DATA
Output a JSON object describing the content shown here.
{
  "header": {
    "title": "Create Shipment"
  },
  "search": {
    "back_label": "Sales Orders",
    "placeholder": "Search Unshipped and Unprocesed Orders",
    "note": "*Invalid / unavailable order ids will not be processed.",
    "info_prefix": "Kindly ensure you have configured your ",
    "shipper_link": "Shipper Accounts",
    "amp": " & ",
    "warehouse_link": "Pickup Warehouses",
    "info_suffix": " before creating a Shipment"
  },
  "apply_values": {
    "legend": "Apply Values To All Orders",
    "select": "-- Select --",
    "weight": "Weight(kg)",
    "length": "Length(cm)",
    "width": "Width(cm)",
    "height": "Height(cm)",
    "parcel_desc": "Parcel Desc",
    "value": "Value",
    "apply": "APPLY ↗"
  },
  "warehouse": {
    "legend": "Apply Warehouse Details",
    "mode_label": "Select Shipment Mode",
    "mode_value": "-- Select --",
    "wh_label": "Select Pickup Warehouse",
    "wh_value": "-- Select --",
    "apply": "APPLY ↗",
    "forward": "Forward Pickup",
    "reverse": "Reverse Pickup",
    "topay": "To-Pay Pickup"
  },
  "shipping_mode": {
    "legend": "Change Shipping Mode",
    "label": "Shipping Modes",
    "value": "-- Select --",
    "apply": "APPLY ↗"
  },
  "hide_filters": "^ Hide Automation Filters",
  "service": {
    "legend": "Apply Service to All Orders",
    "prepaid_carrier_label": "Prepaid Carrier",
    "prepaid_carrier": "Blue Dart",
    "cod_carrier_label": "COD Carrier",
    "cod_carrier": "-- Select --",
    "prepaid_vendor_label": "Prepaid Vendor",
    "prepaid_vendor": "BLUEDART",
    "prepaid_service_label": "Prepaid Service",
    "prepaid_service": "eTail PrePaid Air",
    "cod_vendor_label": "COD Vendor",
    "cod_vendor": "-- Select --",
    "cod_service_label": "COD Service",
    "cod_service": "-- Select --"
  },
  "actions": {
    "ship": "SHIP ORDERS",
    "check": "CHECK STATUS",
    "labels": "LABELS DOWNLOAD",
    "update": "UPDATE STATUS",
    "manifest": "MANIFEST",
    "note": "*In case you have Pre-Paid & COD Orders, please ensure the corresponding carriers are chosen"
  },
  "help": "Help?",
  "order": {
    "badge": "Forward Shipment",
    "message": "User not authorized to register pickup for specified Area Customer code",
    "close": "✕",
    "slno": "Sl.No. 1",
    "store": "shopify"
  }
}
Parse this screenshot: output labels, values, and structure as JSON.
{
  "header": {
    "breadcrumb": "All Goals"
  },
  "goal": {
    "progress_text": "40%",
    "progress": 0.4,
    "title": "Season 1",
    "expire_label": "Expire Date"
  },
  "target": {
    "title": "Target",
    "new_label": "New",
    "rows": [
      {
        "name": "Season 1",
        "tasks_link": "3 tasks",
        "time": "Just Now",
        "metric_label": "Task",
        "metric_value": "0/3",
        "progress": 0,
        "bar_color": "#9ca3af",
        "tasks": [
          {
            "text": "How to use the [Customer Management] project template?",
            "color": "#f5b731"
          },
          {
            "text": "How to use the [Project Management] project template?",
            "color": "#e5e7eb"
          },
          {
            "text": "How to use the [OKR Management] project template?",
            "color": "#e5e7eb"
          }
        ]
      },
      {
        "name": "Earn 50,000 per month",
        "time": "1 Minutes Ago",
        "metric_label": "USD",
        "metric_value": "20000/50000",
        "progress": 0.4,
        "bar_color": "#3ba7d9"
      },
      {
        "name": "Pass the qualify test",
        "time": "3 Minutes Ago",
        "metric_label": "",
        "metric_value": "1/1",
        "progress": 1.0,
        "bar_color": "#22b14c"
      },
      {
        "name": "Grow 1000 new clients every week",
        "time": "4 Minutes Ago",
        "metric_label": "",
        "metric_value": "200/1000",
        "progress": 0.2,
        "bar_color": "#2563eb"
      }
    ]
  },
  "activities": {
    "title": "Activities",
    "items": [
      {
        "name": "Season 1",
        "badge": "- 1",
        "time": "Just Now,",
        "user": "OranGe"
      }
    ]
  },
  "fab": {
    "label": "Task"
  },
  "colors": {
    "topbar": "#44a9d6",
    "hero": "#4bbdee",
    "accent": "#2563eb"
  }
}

BRIEF
Look above for every line with the word "note" and copy it.

WRITTEN SOLUTION
    "note": "*Invalid / unavailable order ids will not be processed.",
    "note": "*In case you have Pre-Paid & COD Orders, please ensure the corresponding carriers are chosen"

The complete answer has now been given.